Task:
Copy the part of the sysprof patch review that starts at the words "[Tarantool-patches] [PATCH luajit" and ends after the words "for the patch!".

Text:
[Tarantool-patches] [PATCH luajit v2] sysprof: fix crash during FFUNC stream

Sergey Kaplun skaplun at tarantool.org
Thu Jun 29 11:54:55 MSK 2023


Hi, Maxim!
Thanks for the patch!
Please consider my comments below.

On 07.06.23, Maxim Kokryashkin wrote:
> Sometimes, the Lua stack can be inconsistent during
> the FFUNC execution, which may lead to a sysprof
> crash during the stack unwinding.
> 
> This patch replaces the `top_frame` property of `global_State`
> with `lj_sysprof_topframe` structure, which contains `top_frame`
> and `ffid` properties. `ffid` property makes sense only when the
> LuaJIT VM state is set to `FFUNC`. That property is set to the
> ffid of the fast function that VM is about to execute.
> In the same time, `top_frame` property is not updated now, so
> the top frame of the Lua stack can be streamed based on the ffid,
> and the rest of the Lua stack can be streamed as usual.

Provided records:
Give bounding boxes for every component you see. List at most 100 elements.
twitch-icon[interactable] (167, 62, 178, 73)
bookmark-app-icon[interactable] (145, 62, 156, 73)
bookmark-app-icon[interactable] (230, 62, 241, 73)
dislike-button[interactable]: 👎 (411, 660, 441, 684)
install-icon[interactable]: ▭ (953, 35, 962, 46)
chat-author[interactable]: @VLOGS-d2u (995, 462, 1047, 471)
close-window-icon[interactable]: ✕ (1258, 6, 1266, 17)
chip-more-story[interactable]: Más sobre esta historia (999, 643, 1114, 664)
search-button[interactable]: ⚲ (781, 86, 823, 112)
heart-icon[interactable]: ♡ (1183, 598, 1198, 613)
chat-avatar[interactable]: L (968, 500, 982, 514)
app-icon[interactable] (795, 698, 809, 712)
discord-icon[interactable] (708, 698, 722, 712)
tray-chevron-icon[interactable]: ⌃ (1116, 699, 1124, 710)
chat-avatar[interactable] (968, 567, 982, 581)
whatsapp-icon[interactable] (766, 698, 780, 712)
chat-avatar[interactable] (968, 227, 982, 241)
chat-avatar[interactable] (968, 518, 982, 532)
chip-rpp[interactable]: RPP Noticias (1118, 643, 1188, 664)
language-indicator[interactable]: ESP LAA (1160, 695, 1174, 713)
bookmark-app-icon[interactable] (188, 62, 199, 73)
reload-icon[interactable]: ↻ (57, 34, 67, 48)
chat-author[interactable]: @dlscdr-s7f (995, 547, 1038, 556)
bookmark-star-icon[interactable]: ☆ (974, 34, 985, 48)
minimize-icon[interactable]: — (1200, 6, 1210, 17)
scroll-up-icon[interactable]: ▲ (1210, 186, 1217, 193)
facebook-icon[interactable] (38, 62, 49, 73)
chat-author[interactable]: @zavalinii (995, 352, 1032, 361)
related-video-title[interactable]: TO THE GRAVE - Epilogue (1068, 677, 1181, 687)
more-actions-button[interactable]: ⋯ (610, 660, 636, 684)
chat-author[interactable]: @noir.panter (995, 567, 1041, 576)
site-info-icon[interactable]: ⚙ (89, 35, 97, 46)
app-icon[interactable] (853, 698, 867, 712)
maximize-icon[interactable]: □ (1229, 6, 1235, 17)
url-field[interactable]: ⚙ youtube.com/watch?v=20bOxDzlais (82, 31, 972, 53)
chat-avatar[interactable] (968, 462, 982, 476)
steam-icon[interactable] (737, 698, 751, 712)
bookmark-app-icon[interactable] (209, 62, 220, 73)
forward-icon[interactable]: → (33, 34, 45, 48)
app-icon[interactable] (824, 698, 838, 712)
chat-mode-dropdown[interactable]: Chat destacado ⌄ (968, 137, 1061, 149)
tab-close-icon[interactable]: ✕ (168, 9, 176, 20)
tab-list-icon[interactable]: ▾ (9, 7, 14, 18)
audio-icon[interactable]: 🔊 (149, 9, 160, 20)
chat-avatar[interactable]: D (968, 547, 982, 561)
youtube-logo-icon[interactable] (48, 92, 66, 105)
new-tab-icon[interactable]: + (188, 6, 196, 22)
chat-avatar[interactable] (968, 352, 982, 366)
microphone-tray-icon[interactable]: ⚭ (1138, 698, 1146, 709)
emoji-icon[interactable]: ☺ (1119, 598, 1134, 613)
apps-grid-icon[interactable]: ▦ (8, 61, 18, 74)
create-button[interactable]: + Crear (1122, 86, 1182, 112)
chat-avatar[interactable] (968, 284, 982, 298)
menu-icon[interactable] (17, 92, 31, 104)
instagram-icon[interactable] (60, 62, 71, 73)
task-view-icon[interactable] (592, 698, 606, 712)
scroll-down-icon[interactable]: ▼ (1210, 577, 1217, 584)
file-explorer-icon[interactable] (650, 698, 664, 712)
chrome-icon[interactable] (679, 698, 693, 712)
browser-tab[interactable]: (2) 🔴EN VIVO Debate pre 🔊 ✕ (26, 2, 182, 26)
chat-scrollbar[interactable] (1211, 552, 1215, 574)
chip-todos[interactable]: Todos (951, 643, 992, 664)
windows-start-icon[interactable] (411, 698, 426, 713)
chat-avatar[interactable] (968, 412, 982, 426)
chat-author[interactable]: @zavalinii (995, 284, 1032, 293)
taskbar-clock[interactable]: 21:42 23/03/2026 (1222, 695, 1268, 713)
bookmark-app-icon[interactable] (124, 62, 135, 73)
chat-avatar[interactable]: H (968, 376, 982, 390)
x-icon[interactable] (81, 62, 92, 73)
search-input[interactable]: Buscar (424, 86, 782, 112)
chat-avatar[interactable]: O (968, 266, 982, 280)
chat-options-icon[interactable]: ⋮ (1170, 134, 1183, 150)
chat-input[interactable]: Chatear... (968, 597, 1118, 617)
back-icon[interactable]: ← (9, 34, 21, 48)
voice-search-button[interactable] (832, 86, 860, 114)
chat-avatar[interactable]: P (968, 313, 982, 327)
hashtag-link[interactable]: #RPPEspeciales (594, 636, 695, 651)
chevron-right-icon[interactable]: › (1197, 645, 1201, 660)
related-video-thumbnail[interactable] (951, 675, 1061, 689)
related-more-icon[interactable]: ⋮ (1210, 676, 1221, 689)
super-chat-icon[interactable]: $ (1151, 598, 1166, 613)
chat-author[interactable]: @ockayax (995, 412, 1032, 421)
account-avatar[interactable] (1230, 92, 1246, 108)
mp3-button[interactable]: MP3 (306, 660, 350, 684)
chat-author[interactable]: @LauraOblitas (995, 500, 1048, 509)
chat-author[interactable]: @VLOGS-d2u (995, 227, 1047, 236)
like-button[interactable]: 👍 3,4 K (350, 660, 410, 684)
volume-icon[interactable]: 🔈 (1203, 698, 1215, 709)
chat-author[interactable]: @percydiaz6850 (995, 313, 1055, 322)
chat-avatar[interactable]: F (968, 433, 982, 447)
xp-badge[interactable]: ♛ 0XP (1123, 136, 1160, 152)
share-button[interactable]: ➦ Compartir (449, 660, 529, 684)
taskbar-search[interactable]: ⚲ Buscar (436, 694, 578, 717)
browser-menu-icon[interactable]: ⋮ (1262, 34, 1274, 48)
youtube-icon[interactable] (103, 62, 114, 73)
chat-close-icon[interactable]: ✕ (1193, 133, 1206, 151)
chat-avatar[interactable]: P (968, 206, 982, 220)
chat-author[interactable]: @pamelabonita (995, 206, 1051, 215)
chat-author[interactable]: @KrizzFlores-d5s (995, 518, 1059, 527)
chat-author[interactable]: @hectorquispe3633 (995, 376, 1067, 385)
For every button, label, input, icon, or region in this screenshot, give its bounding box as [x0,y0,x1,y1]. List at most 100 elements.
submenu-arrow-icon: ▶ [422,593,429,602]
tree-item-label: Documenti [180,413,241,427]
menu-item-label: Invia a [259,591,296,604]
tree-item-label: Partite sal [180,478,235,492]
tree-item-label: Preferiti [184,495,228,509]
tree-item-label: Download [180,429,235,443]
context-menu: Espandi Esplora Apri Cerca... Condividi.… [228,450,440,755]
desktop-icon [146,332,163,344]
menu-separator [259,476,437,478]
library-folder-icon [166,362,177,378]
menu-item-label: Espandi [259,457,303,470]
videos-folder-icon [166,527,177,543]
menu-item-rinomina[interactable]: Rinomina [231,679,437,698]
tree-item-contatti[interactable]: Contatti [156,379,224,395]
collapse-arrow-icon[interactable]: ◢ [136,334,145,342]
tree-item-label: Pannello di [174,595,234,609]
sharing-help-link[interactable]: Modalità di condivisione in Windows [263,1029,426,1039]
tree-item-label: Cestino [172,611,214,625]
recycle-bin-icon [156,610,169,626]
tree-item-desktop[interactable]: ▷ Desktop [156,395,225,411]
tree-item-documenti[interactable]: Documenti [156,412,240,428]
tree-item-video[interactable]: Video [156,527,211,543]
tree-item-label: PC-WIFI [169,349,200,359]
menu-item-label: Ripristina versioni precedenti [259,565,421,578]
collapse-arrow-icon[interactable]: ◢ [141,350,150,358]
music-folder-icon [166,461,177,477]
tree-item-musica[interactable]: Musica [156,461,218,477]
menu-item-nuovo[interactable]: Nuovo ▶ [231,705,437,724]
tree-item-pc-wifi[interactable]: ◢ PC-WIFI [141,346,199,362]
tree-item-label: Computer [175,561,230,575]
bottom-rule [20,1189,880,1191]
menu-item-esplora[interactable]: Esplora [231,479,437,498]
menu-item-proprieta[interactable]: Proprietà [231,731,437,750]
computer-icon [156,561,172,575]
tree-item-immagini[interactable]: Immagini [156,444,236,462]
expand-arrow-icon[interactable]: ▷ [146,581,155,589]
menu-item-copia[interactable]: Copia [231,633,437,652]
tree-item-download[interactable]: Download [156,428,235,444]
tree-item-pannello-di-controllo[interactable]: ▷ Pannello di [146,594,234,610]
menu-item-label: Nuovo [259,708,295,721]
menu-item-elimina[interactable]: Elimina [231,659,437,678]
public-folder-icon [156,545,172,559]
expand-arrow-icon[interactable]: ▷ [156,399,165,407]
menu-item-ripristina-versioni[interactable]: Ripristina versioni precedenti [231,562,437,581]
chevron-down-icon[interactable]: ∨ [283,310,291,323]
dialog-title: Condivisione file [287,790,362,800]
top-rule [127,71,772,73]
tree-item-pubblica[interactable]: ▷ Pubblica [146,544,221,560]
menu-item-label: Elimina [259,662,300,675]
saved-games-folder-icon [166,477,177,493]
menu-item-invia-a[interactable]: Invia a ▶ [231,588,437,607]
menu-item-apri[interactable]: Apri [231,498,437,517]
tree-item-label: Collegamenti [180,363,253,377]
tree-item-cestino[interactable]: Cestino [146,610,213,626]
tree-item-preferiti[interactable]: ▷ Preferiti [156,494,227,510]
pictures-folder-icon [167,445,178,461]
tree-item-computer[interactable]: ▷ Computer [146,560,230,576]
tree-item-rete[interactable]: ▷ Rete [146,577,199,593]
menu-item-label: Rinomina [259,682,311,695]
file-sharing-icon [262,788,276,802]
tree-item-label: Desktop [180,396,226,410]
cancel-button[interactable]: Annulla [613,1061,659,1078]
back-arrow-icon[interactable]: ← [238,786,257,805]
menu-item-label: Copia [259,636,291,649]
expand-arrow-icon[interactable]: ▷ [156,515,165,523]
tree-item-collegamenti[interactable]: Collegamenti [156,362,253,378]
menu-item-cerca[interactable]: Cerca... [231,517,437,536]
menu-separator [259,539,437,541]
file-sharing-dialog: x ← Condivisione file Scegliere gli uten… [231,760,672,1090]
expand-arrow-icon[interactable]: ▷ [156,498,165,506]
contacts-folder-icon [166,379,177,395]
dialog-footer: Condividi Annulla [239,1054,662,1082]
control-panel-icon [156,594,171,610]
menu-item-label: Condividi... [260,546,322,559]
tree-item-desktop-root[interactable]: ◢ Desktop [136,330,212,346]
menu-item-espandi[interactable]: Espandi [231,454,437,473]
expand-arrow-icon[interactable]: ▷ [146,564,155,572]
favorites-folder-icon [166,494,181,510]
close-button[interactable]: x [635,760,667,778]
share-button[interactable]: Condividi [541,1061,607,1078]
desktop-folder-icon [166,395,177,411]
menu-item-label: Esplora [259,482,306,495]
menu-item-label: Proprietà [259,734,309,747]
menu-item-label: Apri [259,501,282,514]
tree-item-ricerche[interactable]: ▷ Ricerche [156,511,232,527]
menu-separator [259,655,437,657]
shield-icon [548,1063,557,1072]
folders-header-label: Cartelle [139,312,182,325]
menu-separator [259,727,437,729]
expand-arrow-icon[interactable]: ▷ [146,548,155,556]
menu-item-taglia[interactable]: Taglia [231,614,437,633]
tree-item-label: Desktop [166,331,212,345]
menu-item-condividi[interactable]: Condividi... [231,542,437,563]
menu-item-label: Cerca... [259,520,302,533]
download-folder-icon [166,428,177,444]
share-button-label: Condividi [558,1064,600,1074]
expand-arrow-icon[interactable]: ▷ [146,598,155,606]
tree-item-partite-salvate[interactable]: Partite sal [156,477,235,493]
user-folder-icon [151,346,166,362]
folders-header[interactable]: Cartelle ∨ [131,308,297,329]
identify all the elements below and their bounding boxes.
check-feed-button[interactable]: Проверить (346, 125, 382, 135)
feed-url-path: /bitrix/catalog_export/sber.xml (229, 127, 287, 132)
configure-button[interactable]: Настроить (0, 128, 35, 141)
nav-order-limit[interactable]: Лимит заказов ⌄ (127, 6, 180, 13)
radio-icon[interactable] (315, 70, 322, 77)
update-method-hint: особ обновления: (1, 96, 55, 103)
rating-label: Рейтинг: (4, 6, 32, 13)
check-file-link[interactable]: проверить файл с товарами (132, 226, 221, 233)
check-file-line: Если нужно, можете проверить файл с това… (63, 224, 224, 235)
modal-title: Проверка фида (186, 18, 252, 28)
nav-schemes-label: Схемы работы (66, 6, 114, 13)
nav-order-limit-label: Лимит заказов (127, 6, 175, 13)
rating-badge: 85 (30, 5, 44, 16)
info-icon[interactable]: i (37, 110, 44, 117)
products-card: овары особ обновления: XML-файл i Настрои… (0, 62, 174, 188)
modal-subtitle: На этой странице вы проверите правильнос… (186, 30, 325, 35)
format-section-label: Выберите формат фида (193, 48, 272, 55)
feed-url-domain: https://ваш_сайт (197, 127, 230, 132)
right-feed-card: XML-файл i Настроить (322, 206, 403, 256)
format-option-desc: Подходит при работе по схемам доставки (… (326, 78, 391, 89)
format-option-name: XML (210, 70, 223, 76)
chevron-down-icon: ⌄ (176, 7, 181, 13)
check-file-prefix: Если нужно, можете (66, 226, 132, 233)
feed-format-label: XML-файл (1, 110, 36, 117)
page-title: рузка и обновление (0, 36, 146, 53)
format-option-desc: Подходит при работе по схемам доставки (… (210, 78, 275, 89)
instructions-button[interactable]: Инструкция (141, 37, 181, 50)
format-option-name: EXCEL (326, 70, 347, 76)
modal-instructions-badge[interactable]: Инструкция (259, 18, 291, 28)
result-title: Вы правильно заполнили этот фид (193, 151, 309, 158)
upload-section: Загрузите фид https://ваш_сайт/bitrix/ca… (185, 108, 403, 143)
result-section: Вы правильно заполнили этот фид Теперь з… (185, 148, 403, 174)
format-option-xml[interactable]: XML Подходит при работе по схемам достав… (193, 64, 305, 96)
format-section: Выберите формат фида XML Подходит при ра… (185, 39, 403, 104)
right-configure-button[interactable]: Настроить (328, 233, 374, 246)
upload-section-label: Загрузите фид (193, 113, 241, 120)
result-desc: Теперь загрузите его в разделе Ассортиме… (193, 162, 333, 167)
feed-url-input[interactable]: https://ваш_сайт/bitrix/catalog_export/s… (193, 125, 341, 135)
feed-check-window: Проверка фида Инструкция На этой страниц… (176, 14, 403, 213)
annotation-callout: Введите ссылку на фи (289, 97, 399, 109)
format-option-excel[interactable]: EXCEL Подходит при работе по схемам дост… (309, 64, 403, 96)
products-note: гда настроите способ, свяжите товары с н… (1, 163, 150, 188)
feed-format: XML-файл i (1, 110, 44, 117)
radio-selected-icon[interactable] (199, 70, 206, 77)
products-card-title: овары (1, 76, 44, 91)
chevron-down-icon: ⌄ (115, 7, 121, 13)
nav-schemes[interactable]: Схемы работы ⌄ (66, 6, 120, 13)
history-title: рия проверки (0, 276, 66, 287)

Exercise solution:
[Tarantool-patches] [PATCH luajit v2] sysprof: fix crash during FFUNC stream

Sergey Kaplun skaplun at tarantool.org
Thu Jun 29 11:54:55 MSK 2023


Hi, Maxim!
Thanks for the patch!